▶ TASK OBJECTIVE
Could you repeat the records below exactly, leaving out any pictures?

Collected data entries
====================
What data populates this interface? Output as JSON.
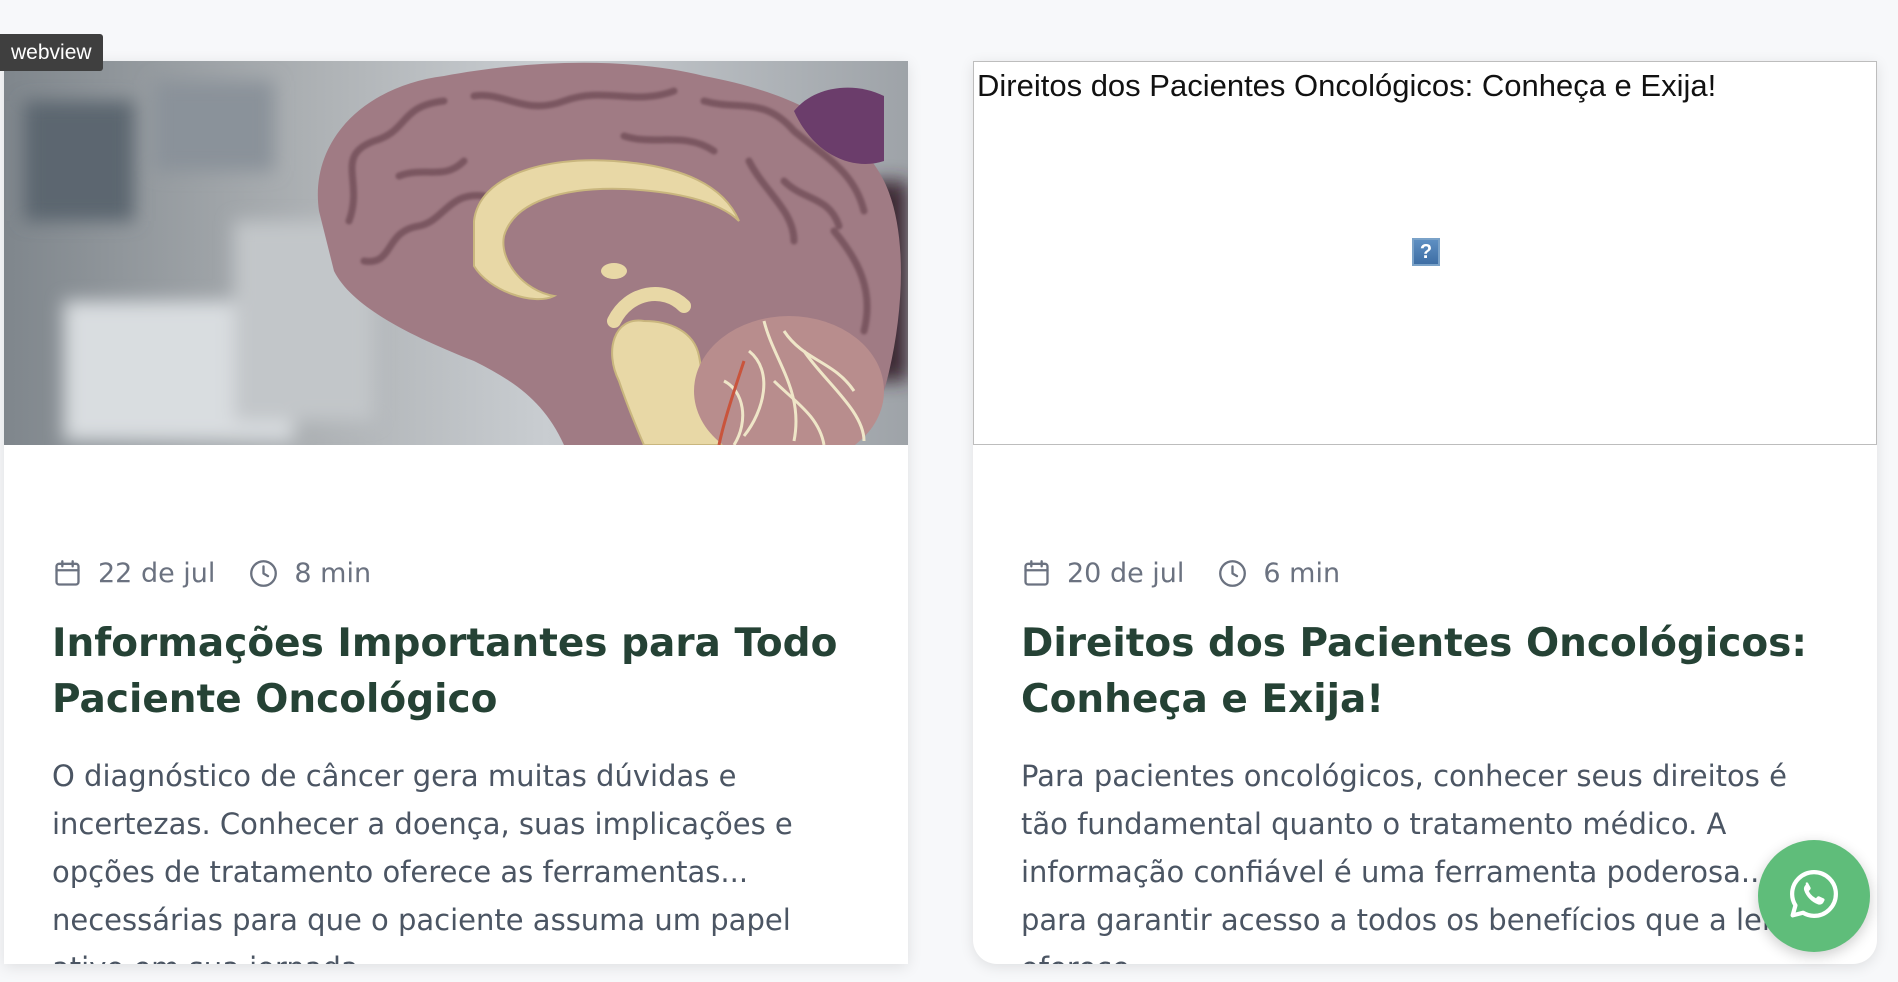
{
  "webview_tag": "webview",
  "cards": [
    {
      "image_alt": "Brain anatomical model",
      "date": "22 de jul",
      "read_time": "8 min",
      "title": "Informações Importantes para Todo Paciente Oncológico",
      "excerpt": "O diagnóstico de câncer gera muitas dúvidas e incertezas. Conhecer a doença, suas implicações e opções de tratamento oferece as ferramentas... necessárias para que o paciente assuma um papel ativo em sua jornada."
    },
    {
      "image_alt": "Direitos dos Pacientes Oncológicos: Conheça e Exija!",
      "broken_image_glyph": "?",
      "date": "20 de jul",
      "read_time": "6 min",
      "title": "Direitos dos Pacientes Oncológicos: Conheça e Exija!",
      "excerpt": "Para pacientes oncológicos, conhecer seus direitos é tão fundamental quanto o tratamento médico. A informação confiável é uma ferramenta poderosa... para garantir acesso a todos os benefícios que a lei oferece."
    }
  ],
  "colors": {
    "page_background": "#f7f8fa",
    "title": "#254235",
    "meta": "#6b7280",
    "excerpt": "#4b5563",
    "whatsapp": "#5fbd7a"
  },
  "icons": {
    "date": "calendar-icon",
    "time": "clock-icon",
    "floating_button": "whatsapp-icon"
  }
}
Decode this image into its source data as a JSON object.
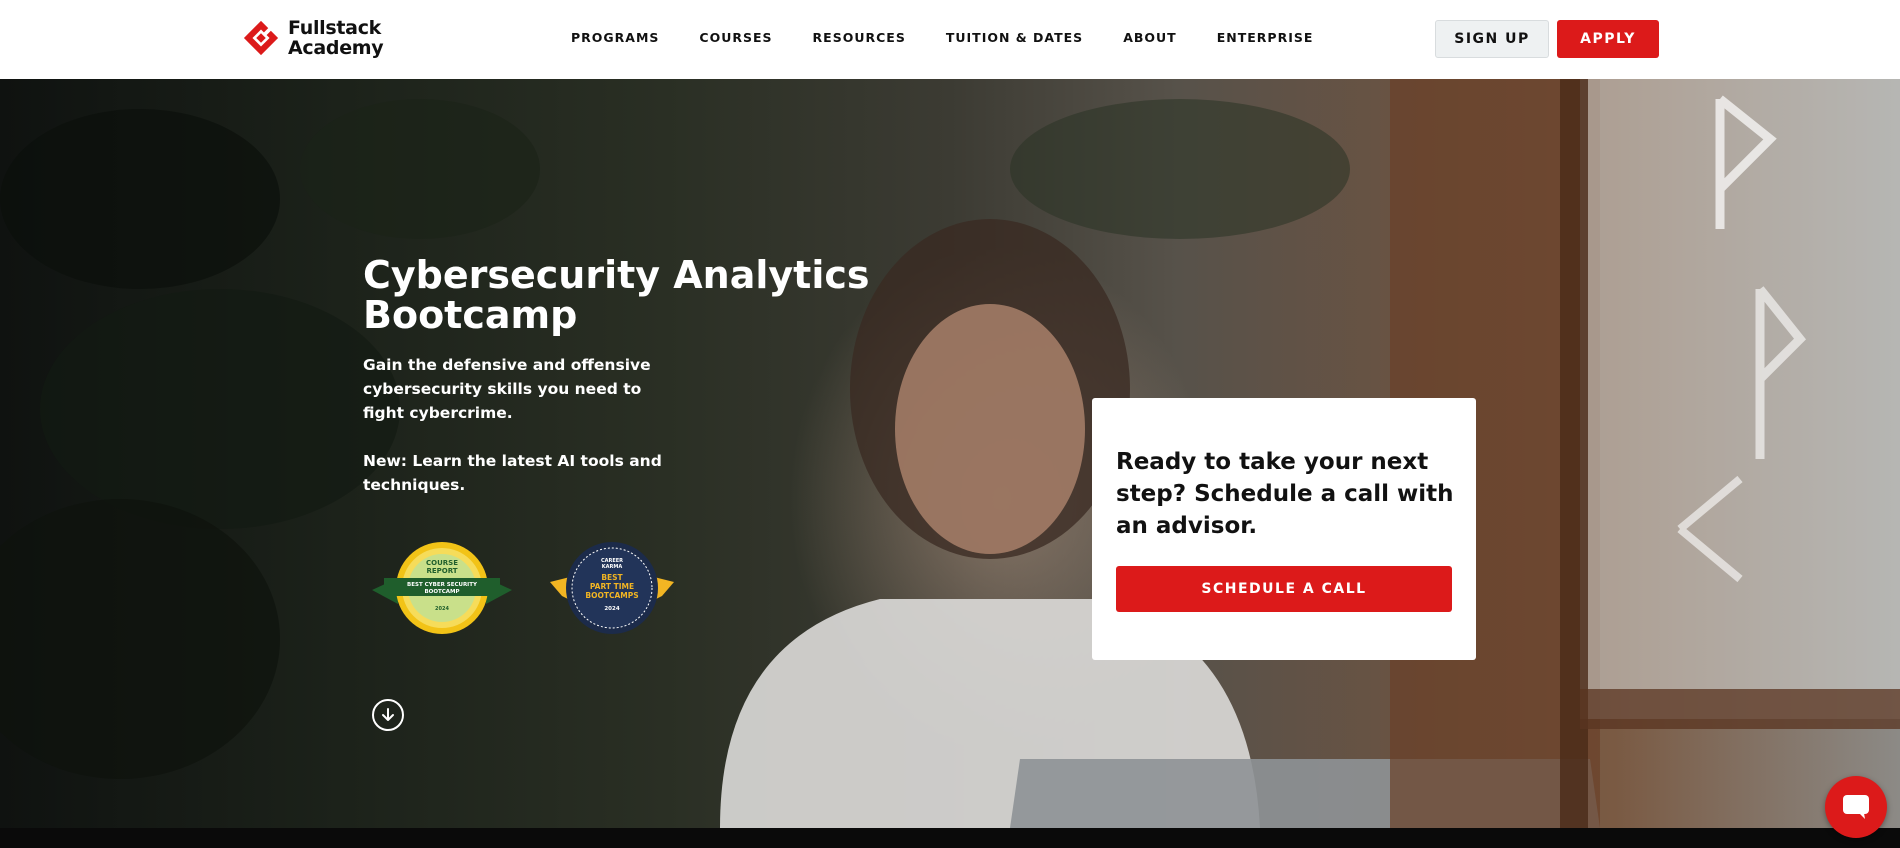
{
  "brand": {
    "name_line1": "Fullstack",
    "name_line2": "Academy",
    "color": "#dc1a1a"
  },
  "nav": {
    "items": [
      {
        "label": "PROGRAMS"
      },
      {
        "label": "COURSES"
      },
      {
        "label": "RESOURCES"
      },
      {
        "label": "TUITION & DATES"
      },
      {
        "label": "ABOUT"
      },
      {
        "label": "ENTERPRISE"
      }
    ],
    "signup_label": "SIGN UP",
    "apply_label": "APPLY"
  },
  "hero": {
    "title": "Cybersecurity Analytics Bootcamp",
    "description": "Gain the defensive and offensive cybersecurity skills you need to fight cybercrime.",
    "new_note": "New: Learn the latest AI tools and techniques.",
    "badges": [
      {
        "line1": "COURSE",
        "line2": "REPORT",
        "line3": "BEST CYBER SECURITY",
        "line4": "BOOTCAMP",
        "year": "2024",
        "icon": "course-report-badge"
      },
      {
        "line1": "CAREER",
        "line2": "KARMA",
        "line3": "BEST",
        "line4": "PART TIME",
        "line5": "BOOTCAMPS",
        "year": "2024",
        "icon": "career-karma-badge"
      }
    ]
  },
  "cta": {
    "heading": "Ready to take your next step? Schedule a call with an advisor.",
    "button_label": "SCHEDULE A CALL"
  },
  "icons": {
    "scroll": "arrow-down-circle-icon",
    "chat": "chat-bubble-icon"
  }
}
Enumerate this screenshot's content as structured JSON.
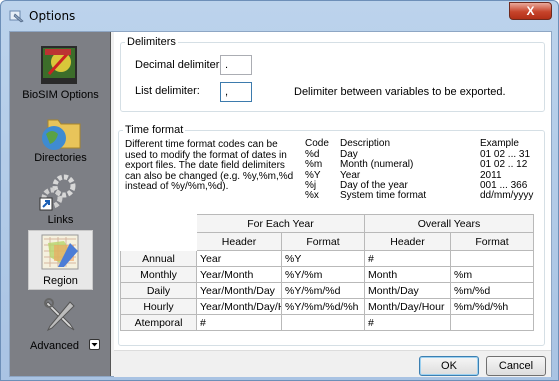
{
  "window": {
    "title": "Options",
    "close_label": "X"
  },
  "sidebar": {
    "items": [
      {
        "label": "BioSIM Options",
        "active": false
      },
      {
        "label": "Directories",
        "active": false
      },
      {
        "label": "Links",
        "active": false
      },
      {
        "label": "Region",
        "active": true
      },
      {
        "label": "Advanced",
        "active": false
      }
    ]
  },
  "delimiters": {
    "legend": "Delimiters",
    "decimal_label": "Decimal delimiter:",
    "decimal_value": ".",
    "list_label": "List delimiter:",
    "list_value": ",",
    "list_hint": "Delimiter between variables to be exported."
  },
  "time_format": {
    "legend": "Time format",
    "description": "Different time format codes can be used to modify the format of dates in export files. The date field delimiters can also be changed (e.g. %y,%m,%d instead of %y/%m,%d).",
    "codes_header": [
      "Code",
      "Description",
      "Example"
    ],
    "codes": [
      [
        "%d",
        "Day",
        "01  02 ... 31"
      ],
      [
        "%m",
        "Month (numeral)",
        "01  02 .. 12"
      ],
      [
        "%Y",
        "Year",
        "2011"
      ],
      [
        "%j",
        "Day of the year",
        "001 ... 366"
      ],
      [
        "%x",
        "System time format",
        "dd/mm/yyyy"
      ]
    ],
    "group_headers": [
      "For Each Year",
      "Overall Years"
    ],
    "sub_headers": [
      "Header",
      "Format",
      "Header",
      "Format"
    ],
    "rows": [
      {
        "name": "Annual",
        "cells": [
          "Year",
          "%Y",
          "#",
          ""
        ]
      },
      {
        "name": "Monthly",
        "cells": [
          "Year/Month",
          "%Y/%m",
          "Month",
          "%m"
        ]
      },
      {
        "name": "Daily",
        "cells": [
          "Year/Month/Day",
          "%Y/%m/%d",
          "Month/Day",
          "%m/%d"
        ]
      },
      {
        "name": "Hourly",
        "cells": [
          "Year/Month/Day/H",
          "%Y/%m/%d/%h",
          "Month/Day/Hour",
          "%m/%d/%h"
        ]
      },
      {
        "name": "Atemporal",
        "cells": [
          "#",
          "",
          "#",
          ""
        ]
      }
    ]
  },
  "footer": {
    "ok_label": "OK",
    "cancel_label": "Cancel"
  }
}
====================
▶ SOLUTION FOR THIS TASK
What data populates this interface? Output as JSON.
{
  "webview_tag": "webview",
  "cards": [
    {
      "image_alt": "Brain anatomical model",
      "date": "22 de jul",
      "read_time": "8 min",
      "title": "Informações Importantes para Todo Paciente Oncológico",
      "excerpt": "O diagnóstico de câncer gera muitas dúvidas e incertezas. Conhecer a doença, suas implicações e opções de tratamento oferece as ferramentas... necessárias para que o paciente assuma um papel ativo em sua jornada."
    },
    {
      "image_alt": "Direitos dos Pacientes Oncológicos: Conheça e Exija!",
      "broken_image_glyph": "?",
      "date": "20 de jul",
      "read_time": "6 min",
      "title": "Direitos dos Pacientes Oncológicos: Conheça e Exija!",
      "excerpt": "Para pacientes oncológicos, conhecer seus direitos é tão fundamental quanto o tratamento médico. A informação confiável é uma ferramenta poderosa... para garantir acesso a todos os benefícios que a lei oferece."
    }
  ],
  "colors": {
    "page_background": "#f7f8fa",
    "title": "#254235",
    "meta": "#6b7280",
    "excerpt": "#4b5563",
    "whatsapp": "#5fbd7a"
  },
  "icons": {
    "date": "calendar-icon",
    "time": "clock-icon",
    "floating_button": "whatsapp-icon"
  }
}
Decode this image into its source data as a JSON object.
{
  "brand": {
    "name_line1": "Fullstack",
    "name_line2": "Academy",
    "color": "#dc1a1a"
  },
  "nav": {
    "items": [
      {
        "label": "PROGRAMS"
      },
      {
        "label": "COURSES"
      },
      {
        "label": "RESOURCES"
      },
      {
        "label": "TUITION & DATES"
      },
      {
        "label": "ABOUT"
      },
      {
        "label": "ENTERPRISE"
      }
    ],
    "signup_label": "SIGN UP",
    "apply_label": "APPLY"
  },
  "hero": {
    "title": "Cybersecurity Analytics Bootcamp",
    "description": "Gain the defensive and offensive cybersecurity skills you need to fight cybercrime.",
    "new_note": "New: Learn the latest AI tools and techniques.",
    "badges": [
      {
        "line1": "COURSE",
        "line2": "REPORT",
        "line3": "BEST CYBER SECURITY",
        "line4": "BOOTCAMP",
        "year": "2024",
        "icon": "course-report-badge"
      },
      {
        "line1": "CAREER",
        "line2": "KARMA",
        "line3": "BEST",
        "line4": "PART TIME",
        "line5": "BOOTCAMPS",
        "year": "2024",
        "icon": "career-karma-badge"
      }
    ]
  },
  "cta": {
    "heading": "Ready to take your next step? Schedule a call with an advisor.",
    "button_label": "SCHEDULE A CALL"
  },
  "icons": {
    "scroll": "arrow-down-circle-icon",
    "chat": "chat-bubble-icon"
  }
}
Enumerate this screenshot's content as structured JSON.
{
  "window": {
    "title": "Options",
    "close_label": "X"
  },
  "sidebar": {
    "items": [
      {
        "label": "BioSIM Options",
        "active": false
      },
      {
        "label": "Directories",
        "active": false
      },
      {
        "label": "Links",
        "active": false
      },
      {
        "label": "Region",
        "active": true
      },
      {
        "label": "Advanced",
        "active": false
      }
    ]
  },
  "delimiters": {
    "legend": "Delimiters",
    "decimal_label": "Decimal delimiter:",
    "decimal_value": ".",
    "list_label": "List delimiter:",
    "list_value": ",",
    "list_hint": "Delimiter between variables to be exported."
  },
  "time_format": {
    "legend": "Time format",
    "description": "Different time format codes can be used to modify the format of dates in export files. The date field delimiters can also be changed (e.g. %y,%m,%d instead of %y/%m,%d).",
    "codes_header": [
      "Code",
      "Description",
      "Example"
    ],
    "codes": [
      [
        "%d",
        "Day",
        "01  02 ... 31"
      ],
      [
        "%m",
        "Month (numeral)",
        "01  02 .. 12"
      ],
      [
        "%Y",
        "Year",
        "2011"
      ],
      [
        "%j",
        "Day of the year",
        "001 ... 366"
      ],
      [
        "%x",
        "System time format",
        "dd/mm/yyyy"
      ]
    ],
    "group_headers": [
      "For Each Year",
      "Overall Years"
    ],
    "sub_headers": [
      "Header",
      "Format",
      "Header",
      "Format"
    ],
    "rows": [
      {
        "name": "Annual",
        "cells": [
          "Year",
          "%Y",
          "#",
          ""
        ]
      },
      {
        "name": "Monthly",
        "cells": [
          "Year/Month",
          "%Y/%m",
          "Month",
          "%m"
        ]
      },
      {
        "name": "Daily",
        "cells": [
          "Year/Month/Day",
          "%Y/%m/%d",
          "Month/Day",
          "%m/%d"
        ]
      },
      {
        "name": "Hourly",
        "cells": [
          "Year/Month/Day/H",
          "%Y/%m/%d/%h",
          "Month/Day/Hour",
          "%m/%d/%h"
        ]
      },
      {
        "name": "Atemporal",
        "cells": [
          "#",
          "",
          "#",
          ""
        ]
      }
    ]
  },
  "footer": {
    "ok_label": "OK",
    "cancel_label": "Cancel"
  }
}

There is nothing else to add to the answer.